_Aim_. Determine how many lines in these records hold "screenshot". Only the number is wanted.

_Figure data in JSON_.
════════════════════

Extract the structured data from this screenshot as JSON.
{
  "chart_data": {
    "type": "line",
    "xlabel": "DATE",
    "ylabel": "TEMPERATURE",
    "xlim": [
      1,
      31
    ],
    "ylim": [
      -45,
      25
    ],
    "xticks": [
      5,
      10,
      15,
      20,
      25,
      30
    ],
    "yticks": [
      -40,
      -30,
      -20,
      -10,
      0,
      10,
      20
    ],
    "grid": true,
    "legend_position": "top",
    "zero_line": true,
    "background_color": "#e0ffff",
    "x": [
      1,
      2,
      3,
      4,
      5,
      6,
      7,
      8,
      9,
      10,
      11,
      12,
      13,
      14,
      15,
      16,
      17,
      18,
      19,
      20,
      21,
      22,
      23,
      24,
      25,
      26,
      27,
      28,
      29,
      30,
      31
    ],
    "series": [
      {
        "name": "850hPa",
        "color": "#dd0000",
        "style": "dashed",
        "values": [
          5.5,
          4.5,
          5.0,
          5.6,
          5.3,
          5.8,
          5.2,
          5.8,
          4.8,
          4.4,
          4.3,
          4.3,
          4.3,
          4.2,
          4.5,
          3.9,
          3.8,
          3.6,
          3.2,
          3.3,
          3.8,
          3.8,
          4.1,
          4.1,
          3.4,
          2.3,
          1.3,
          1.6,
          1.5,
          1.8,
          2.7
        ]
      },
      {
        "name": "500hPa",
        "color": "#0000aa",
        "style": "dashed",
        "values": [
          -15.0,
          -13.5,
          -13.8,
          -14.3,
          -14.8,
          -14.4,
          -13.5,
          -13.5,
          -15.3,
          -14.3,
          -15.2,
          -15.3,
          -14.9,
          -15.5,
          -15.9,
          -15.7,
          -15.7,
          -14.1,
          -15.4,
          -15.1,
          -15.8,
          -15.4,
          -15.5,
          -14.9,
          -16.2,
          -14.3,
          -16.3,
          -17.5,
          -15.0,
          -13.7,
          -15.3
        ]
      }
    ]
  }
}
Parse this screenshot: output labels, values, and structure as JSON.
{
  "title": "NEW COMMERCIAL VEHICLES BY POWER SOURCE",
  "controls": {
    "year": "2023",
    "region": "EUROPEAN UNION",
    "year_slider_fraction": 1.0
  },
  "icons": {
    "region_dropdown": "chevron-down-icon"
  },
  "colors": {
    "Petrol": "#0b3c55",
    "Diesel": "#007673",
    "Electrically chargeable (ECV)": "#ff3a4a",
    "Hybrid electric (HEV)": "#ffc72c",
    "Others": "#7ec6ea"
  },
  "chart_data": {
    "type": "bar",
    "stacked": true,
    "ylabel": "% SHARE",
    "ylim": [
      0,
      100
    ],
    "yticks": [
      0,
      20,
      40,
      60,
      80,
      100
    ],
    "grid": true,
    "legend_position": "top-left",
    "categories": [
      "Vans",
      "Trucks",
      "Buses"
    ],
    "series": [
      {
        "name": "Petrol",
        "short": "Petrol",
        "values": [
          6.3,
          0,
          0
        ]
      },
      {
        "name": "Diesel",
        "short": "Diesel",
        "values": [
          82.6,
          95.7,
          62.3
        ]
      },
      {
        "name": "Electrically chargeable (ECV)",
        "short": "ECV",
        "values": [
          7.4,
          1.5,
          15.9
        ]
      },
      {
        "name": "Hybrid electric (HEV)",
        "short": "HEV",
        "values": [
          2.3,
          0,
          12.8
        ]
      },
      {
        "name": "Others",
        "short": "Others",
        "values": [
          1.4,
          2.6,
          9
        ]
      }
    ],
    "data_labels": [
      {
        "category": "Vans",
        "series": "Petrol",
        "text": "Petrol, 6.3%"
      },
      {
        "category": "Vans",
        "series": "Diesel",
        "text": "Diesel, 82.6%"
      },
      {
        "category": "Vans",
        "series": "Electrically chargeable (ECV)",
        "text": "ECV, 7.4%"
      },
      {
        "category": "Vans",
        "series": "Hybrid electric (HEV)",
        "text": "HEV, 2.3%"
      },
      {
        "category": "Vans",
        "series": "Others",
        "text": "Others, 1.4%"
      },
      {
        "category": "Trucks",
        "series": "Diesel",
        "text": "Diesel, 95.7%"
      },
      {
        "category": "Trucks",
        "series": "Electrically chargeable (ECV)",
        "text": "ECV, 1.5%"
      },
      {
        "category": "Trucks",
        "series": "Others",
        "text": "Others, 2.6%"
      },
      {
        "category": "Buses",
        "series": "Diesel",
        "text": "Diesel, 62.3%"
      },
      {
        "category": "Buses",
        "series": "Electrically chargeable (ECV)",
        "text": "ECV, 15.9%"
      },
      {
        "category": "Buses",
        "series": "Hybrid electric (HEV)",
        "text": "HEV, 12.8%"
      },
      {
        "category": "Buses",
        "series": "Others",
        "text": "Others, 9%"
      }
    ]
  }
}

════════════════════

_Written answer_. 2